** START Records for the task **

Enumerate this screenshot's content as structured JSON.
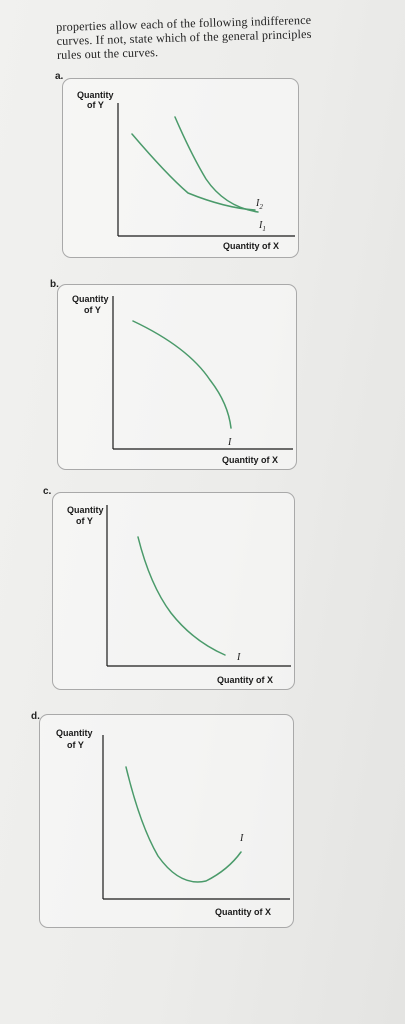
{
  "intro": {
    "line1": "properties allow each of the following indifference",
    "line2": "curves. If not, state which of the general principles",
    "line3": "rules out the curves."
  },
  "panels": [
    {
      "label": "a.",
      "y_label_1": "Quantity",
      "y_label_2": "of Y",
      "x_label": "Quantity of X",
      "curve_labels": [
        "I2",
        "I1"
      ]
    },
    {
      "label": "b.",
      "y_label_1": "Quantity",
      "y_label_2": "of Y",
      "x_label": "Quantity of X",
      "curve_labels": [
        "I"
      ]
    },
    {
      "label": "c.",
      "y_label_1": "Quantity",
      "y_label_2": "of Y",
      "x_label": "Quantity of X",
      "curve_labels": [
        "I"
      ]
    },
    {
      "label": "d.",
      "y_label_1": "Quantity",
      "y_label_2": "of Y",
      "x_label": "Quantity of X",
      "curve_labels": [
        "I"
      ]
    }
  ],
  "colors": {
    "curve": "#4a9a6a",
    "axis": "#1a1a1a",
    "panel_border": "#a9a9a9"
  }
}
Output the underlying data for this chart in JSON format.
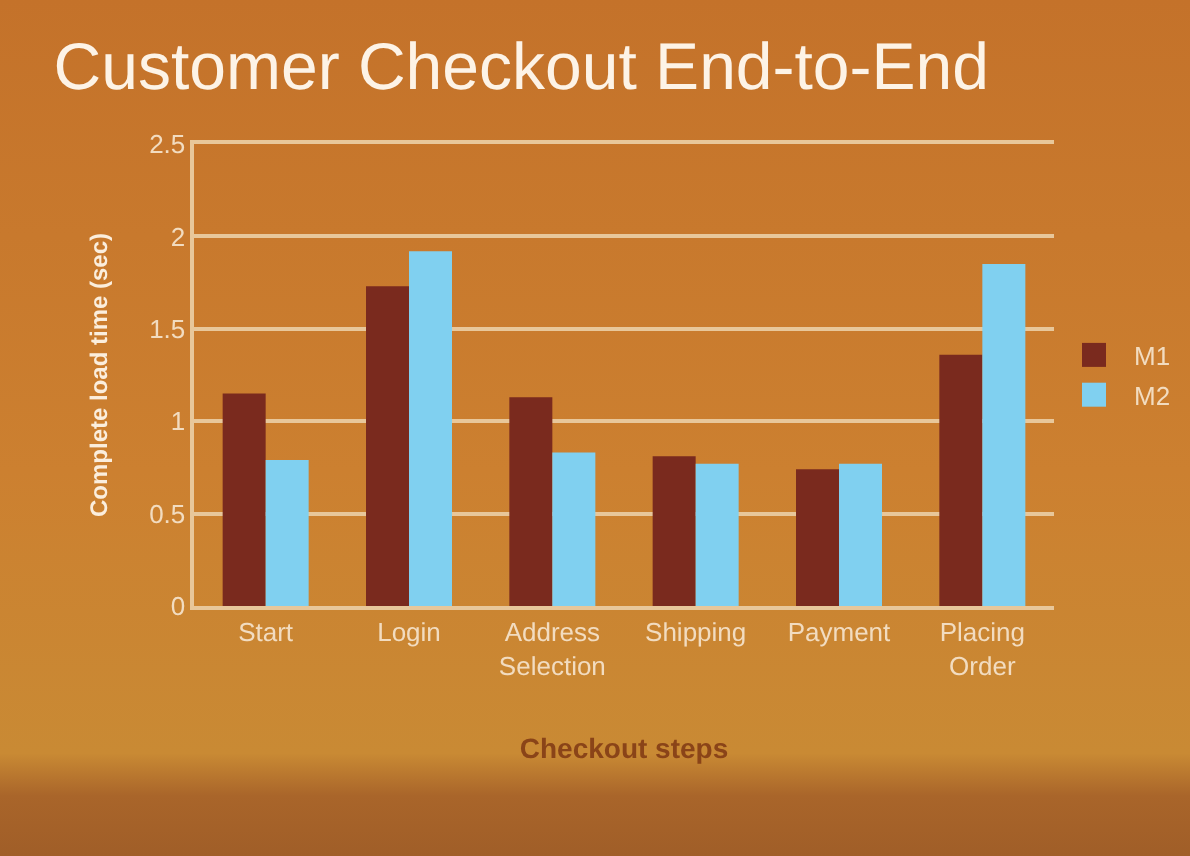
{
  "chart_data": {
    "type": "bar",
    "title": "Customer Checkout End-to-End",
    "xlabel": "Checkout steps",
    "ylabel": "Complete load time (sec)",
    "categories": [
      "Start",
      "Login",
      "Address Selection",
      "Shipping",
      "Payment",
      "Placing Order"
    ],
    "series": [
      {
        "name": "M1",
        "color": "#7a2a1e",
        "values": [
          1.15,
          1.73,
          1.13,
          0.81,
          0.74,
          1.36
        ]
      },
      {
        "name": "M2",
        "color": "#80d0f0",
        "values": [
          0.79,
          1.92,
          0.83,
          0.77,
          0.77,
          1.85
        ]
      }
    ],
    "ylim": [
      0,
      2.5
    ],
    "yticks": [
      0,
      0.5,
      1,
      1.5,
      2,
      2.5
    ],
    "grid": "y",
    "legend": "right"
  }
}
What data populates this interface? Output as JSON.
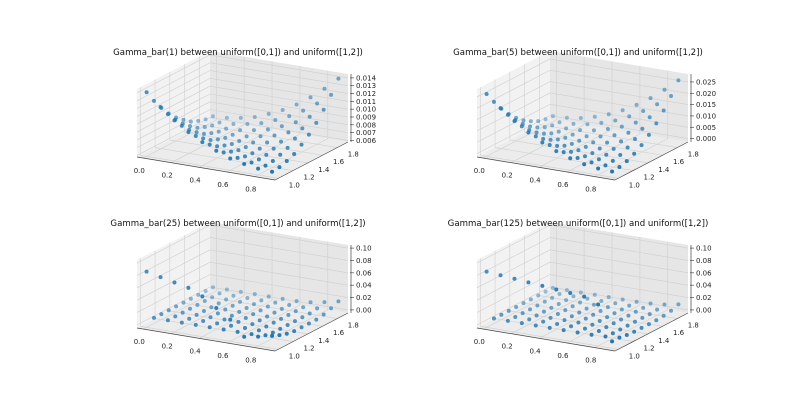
{
  "chart_data": [
    {
      "type": "scatter3d",
      "title": "Gamma_bar(1) between uniform([0,1]) and uniform([1,2])",
      "color": "#1f77b4",
      "x": [
        0.0,
        0.1,
        0.2,
        0.3,
        0.4,
        0.5,
        0.6,
        0.7,
        0.8,
        0.9
      ],
      "y": [
        1.0,
        1.1,
        1.2,
        1.3,
        1.4,
        1.5,
        1.6,
        1.7,
        1.8,
        1.9
      ],
      "xlim": [
        -0.045,
        0.945
      ],
      "ylim": [
        0.955,
        1.945
      ],
      "zlim": [
        0.0058,
        0.0145
      ],
      "xticks": [
        "0.0",
        "0.2",
        "0.4",
        "0.6",
        "0.8"
      ],
      "yticks": [
        "1.0",
        "1.2",
        "1.4",
        "1.6",
        "1.8"
      ],
      "zticks": [
        "0.006",
        "0.007",
        "0.008",
        "0.009",
        "0.010",
        "0.011",
        "0.012",
        "0.013",
        "0.014"
      ],
      "z": [
        [
          0.014,
          0.0124,
          0.011,
          0.0098,
          0.0088,
          0.008,
          0.0073,
          0.0069,
          0.0066,
          0.0065
        ],
        [
          0.0124,
          0.011,
          0.0098,
          0.0088,
          0.008,
          0.0073,
          0.0069,
          0.0066,
          0.0065,
          0.0066
        ],
        [
          0.011,
          0.0098,
          0.0088,
          0.008,
          0.0073,
          0.0069,
          0.0066,
          0.0065,
          0.0066,
          0.0069
        ],
        [
          0.0098,
          0.0088,
          0.008,
          0.0073,
          0.0069,
          0.0066,
          0.0065,
          0.0066,
          0.0069,
          0.0073
        ],
        [
          0.0088,
          0.008,
          0.0073,
          0.0069,
          0.0066,
          0.0065,
          0.0066,
          0.0069,
          0.0073,
          0.008
        ],
        [
          0.008,
          0.0073,
          0.0069,
          0.0066,
          0.0065,
          0.0066,
          0.0069,
          0.0073,
          0.008,
          0.0088
        ],
        [
          0.0073,
          0.0069,
          0.0066,
          0.0065,
          0.0066,
          0.0069,
          0.0073,
          0.008,
          0.0088,
          0.0098
        ],
        [
          0.0069,
          0.0066,
          0.0065,
          0.0066,
          0.0069,
          0.0073,
          0.008,
          0.0088,
          0.0098,
          0.011
        ],
        [
          0.0066,
          0.0065,
          0.0066,
          0.0069,
          0.0073,
          0.008,
          0.0088,
          0.0098,
          0.011,
          0.0124
        ],
        [
          0.0065,
          0.0066,
          0.0069,
          0.0073,
          0.008,
          0.0088,
          0.0098,
          0.011,
          0.0124,
          0.014
        ]
      ]
    },
    {
      "type": "scatter3d",
      "title": "Gamma_bar(5) between uniform([0,1]) and uniform([1,2])",
      "color": "#1f77b4",
      "x": [
        0.0,
        0.1,
        0.2,
        0.3,
        0.4,
        0.5,
        0.6,
        0.7,
        0.8,
        0.9
      ],
      "y": [
        1.0,
        1.1,
        1.2,
        1.3,
        1.4,
        1.5,
        1.6,
        1.7,
        1.8,
        1.9
      ],
      "xlim": [
        -0.045,
        0.945
      ],
      "ylim": [
        0.955,
        1.945
      ],
      "zlim": [
        -0.0015,
        0.0285
      ],
      "xticks": [
        "0.0",
        "0.2",
        "0.4",
        "0.6",
        "0.8"
      ],
      "yticks": [
        "1.0",
        "1.2",
        "1.4",
        "1.6",
        "1.8"
      ],
      "zticks": [
        "0.000",
        "0.005",
        "0.010",
        "0.015",
        "0.020",
        "0.025"
      ],
      "z": [
        [
          0.026,
          0.0208,
          0.0161,
          0.0121,
          0.0087,
          0.0059,
          0.0038,
          0.0022,
          0.0013,
          0.001
        ],
        [
          0.0208,
          0.0161,
          0.0121,
          0.0087,
          0.0059,
          0.0038,
          0.0022,
          0.0013,
          0.001,
          0.0013
        ],
        [
          0.0161,
          0.0121,
          0.0087,
          0.0059,
          0.0038,
          0.0022,
          0.0013,
          0.001,
          0.0013,
          0.0022
        ],
        [
          0.0121,
          0.0087,
          0.0059,
          0.0038,
          0.0022,
          0.0013,
          0.001,
          0.0013,
          0.0022,
          0.0038
        ],
        [
          0.0087,
          0.0059,
          0.0038,
          0.0022,
          0.0013,
          0.001,
          0.0013,
          0.0022,
          0.0038,
          0.0059
        ],
        [
          0.0059,
          0.0038,
          0.0022,
          0.0013,
          0.001,
          0.0013,
          0.0022,
          0.0038,
          0.0059,
          0.0087
        ],
        [
          0.0038,
          0.0022,
          0.0013,
          0.001,
          0.0013,
          0.0022,
          0.0038,
          0.0059,
          0.0087,
          0.0121
        ],
        [
          0.0022,
          0.0013,
          0.001,
          0.0013,
          0.0022,
          0.0038,
          0.0059,
          0.0087,
          0.0121,
          0.0161
        ],
        [
          0.0013,
          0.001,
          0.0013,
          0.0022,
          0.0038,
          0.0059,
          0.0087,
          0.0121,
          0.0161,
          0.0208
        ],
        [
          0.001,
          0.0013,
          0.0022,
          0.0038,
          0.0059,
          0.0087,
          0.0121,
          0.0161,
          0.0208,
          0.026
        ]
      ]
    },
    {
      "type": "scatter3d",
      "title": "Gamma_bar(25) between uniform([0,1]) and uniform([1,2])",
      "color": "#1f77b4",
      "x": [
        0.0,
        0.1,
        0.2,
        0.3,
        0.4,
        0.5,
        0.6,
        0.7,
        0.8,
        0.9
      ],
      "y": [
        1.0,
        1.1,
        1.2,
        1.3,
        1.4,
        1.5,
        1.6,
        1.7,
        1.8,
        1.9
      ],
      "xlim": [
        -0.045,
        0.945
      ],
      "ylim": [
        0.955,
        1.945
      ],
      "zlim": [
        -0.005,
        0.105
      ],
      "xticks": [
        "0.0",
        "0.2",
        "0.4",
        "0.6",
        "0.8"
      ],
      "yticks": [
        "1.0",
        "1.2",
        "1.4",
        "1.6",
        "1.8"
      ],
      "zticks": [
        "0.00",
        "0.02",
        "0.04",
        "0.06",
        "0.08",
        "0.10"
      ],
      "z": [
        [
          0.085,
          0.08,
          0.075,
          0.07,
          0.06,
          0.045,
          0.03,
          0.006,
          0.01,
          0.015
        ],
        [
          0.004,
          0.004,
          0.004,
          0.004,
          0.004,
          0.004,
          0.004,
          0.004,
          0.006,
          0.01
        ],
        [
          0.004,
          0.004,
          0.004,
          0.004,
          0.004,
          0.004,
          0.004,
          0.004,
          0.004,
          0.006
        ],
        [
          0.004,
          0.004,
          0.004,
          0.004,
          0.004,
          0.004,
          0.004,
          0.004,
          0.004,
          0.004
        ],
        [
          0.004,
          0.004,
          0.004,
          0.004,
          0.004,
          0.004,
          0.004,
          0.004,
          0.004,
          0.004
        ],
        [
          0.004,
          0.004,
          0.004,
          0.004,
          0.004,
          0.004,
          0.004,
          0.004,
          0.004,
          0.004
        ],
        [
          0.004,
          0.004,
          0.004,
          0.004,
          0.004,
          0.004,
          0.004,
          0.004,
          0.004,
          0.004
        ],
        [
          0.004,
          0.004,
          0.004,
          0.004,
          0.004,
          0.004,
          0.004,
          0.004,
          0.004,
          0.006
        ],
        [
          0.004,
          0.004,
          0.004,
          0.004,
          0.004,
          0.004,
          0.004,
          0.004,
          0.006,
          0.01
        ],
        [
          0.004,
          0.004,
          0.004,
          0.004,
          0.004,
          0.004,
          0.004,
          0.006,
          0.01,
          0.015
        ]
      ]
    },
    {
      "type": "scatter3d",
      "title": "Gamma_bar(125) between uniform([0,1]) and uniform([1,2])",
      "color": "#1f77b4",
      "x": [
        0.0,
        0.1,
        0.2,
        0.3,
        0.4,
        0.5,
        0.6,
        0.7,
        0.8,
        0.9
      ],
      "y": [
        1.0,
        1.1,
        1.2,
        1.3,
        1.4,
        1.5,
        1.6,
        1.7,
        1.8,
        1.9
      ],
      "xlim": [
        -0.045,
        0.945
      ],
      "ylim": [
        0.955,
        1.945
      ],
      "zlim": [
        -0.005,
        0.105
      ],
      "xticks": [
        "0.0",
        "0.2",
        "0.4",
        "0.6",
        "0.8"
      ],
      "yticks": [
        "1.0",
        "1.2",
        "1.4",
        "1.6",
        "1.8"
      ],
      "zticks": [
        "0.00",
        "0.02",
        "0.04",
        "0.06",
        "0.08",
        "0.10"
      ],
      "z": [
        [
          0.085,
          0.083,
          0.081,
          0.079,
          0.077,
          0.075,
          0.073,
          0.071,
          0.062,
          0.006
        ],
        [
          0.003,
          0.003,
          0.003,
          0.003,
          0.003,
          0.003,
          0.003,
          0.003,
          0.004,
          0.006
        ],
        [
          0.003,
          0.003,
          0.003,
          0.003,
          0.003,
          0.003,
          0.003,
          0.003,
          0.003,
          0.004
        ],
        [
          0.003,
          0.003,
          0.003,
          0.003,
          0.003,
          0.003,
          0.003,
          0.003,
          0.003,
          0.003
        ],
        [
          0.003,
          0.003,
          0.003,
          0.003,
          0.003,
          0.003,
          0.003,
          0.003,
          0.003,
          0.003
        ],
        [
          0.003,
          0.003,
          0.003,
          0.003,
          0.003,
          0.003,
          0.003,
          0.003,
          0.003,
          0.003
        ],
        [
          0.003,
          0.003,
          0.003,
          0.003,
          0.003,
          0.003,
          0.003,
          0.003,
          0.003,
          0.003
        ],
        [
          0.003,
          0.003,
          0.003,
          0.003,
          0.003,
          0.003,
          0.003,
          0.003,
          0.003,
          0.004
        ],
        [
          0.003,
          0.003,
          0.003,
          0.003,
          0.003,
          0.003,
          0.003,
          0.003,
          0.004,
          0.006
        ],
        [
          0.003,
          0.003,
          0.003,
          0.003,
          0.003,
          0.003,
          0.003,
          0.004,
          0.006,
          0.01
        ]
      ]
    }
  ]
}
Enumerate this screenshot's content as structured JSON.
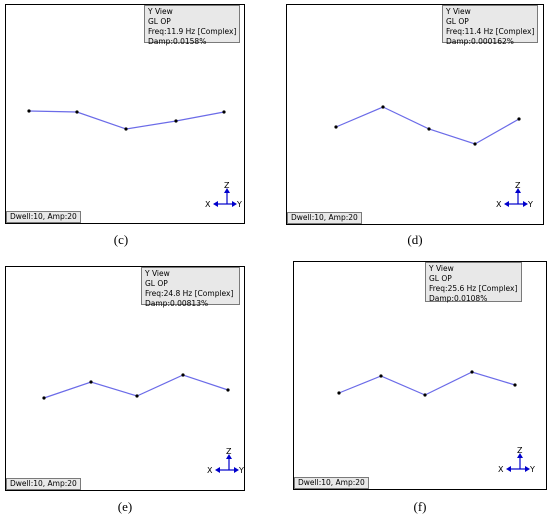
{
  "panels": [
    {
      "id": "c",
      "info": {
        "view": "Y View",
        "mode": "GL OP",
        "freq": "Freq:11.9 Hz [Complex]",
        "damp": "Damp:0.0158%"
      },
      "status": "Dwell:10, Amp:20",
      "caption": "(c)",
      "axes": {
        "z": "Z",
        "x": "X",
        "y": "Y"
      },
      "line_color": "#6b6be8"
    },
    {
      "id": "d",
      "info": {
        "view": "Y View",
        "mode": "GL OP",
        "freq": "Freq:11.4 Hz [Complex]",
        "damp": "Damp:0.000162%"
      },
      "status": "Dwell:10, Amp:20",
      "caption": "(d)",
      "axes": {
        "z": "Z",
        "x": "X",
        "y": "Y"
      },
      "line_color": "#6b6be8"
    },
    {
      "id": "e",
      "info": {
        "view": "Y View",
        "mode": "GL OP",
        "freq": "Freq:24.8 Hz [Complex]",
        "damp": "Damp:0.00813%"
      },
      "status": "Dwell:10, Amp:20",
      "caption": "(e)",
      "axes": {
        "z": "Z",
        "x": "X",
        "y": "Y"
      },
      "line_color": "#6b6be8"
    },
    {
      "id": "f",
      "info": {
        "view": "Y View",
        "mode": "GL OP",
        "freq": "Freq:25.6 Hz [Complex]",
        "damp": "Damp:0.0108%"
      },
      "status": "Dwell:10, Amp:20",
      "caption": "(f)",
      "axes": {
        "z": "Z",
        "x": "X",
        "y": "Y"
      },
      "line_color": "#6b6be8"
    }
  ]
}
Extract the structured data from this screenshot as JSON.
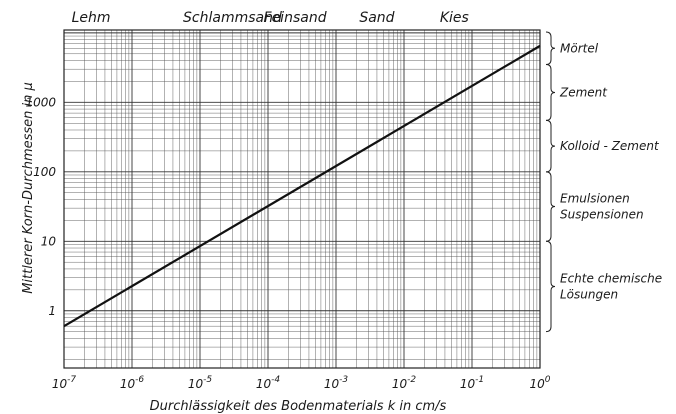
{
  "chart_data": {
    "type": "line",
    "xscale": "log",
    "yscale": "log",
    "xlim": [
      1e-07,
      1
    ],
    "ylim": [
      0.15,
      11000
    ],
    "grid": true,
    "xlabel": "Durchlässigkeit des Bodenmaterials k in cm/s",
    "ylabel": "Mittlerer Korn-Durchmessen in μ",
    "x_ticks": [
      {
        "value": 1e-07,
        "base": "10",
        "exp": "-7"
      },
      {
        "value": 1e-06,
        "base": "10",
        "exp": "-6"
      },
      {
        "value": 1e-05,
        "base": "10",
        "exp": "-5"
      },
      {
        "value": 0.0001,
        "base": "10",
        "exp": "-4"
      },
      {
        "value": 0.001,
        "base": "10",
        "exp": "-3"
      },
      {
        "value": 0.01,
        "base": "10",
        "exp": "-2"
      },
      {
        "value": 0.1,
        "base": "10",
        "exp": "-1"
      },
      {
        "value": 1,
        "base": "10",
        "exp": "0"
      }
    ],
    "y_ticks": [
      {
        "value": 1,
        "label": "1"
      },
      {
        "value": 10,
        "label": "10"
      },
      {
        "value": 100,
        "label": "100"
      },
      {
        "value": 1000,
        "label": "1000"
      }
    ],
    "series": [
      {
        "points": [
          [
            1e-07,
            0.6
          ],
          [
            1,
            6500
          ]
        ]
      }
    ],
    "top_labels": [
      {
        "label": "Lehm",
        "x": 2.5e-07
      },
      {
        "label": "Schlammsand",
        "x": 3e-05
      },
      {
        "label": "Feinsand",
        "x": 0.00025
      },
      {
        "label": "Sand",
        "x": 0.004
      },
      {
        "label": "Kies",
        "x": 0.055
      }
    ],
    "right_brackets": [
      {
        "lines": [
          "Mörtel"
        ],
        "y_from": 3500,
        "y_to": 11000
      },
      {
        "lines": [
          "Zement"
        ],
        "y_from": 550,
        "y_to": 3500
      },
      {
        "lines": [
          "Kolloid - Zement"
        ],
        "y_from": 100,
        "y_to": 550
      },
      {
        "lines": [
          "Emulsionen",
          "Suspensionen"
        ],
        "y_from": 10,
        "y_to": 100
      },
      {
        "lines": [
          "Echte chemische",
          "Lösungen"
        ],
        "y_from": 0.5,
        "y_to": 10
      }
    ]
  }
}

** END Records for the task **

◆ To be done
Identify the lines of the data that contain the word "Complex". Copy each of them.

◆ Answer below
        "freq": "Freq:11.9 Hz [Complex]",
        "freq": "Freq:11.4 Hz [Complex]",
        "freq": "Freq:24.8 Hz [Complex]",
        "freq": "Freq:25.6 Hz [Complex]",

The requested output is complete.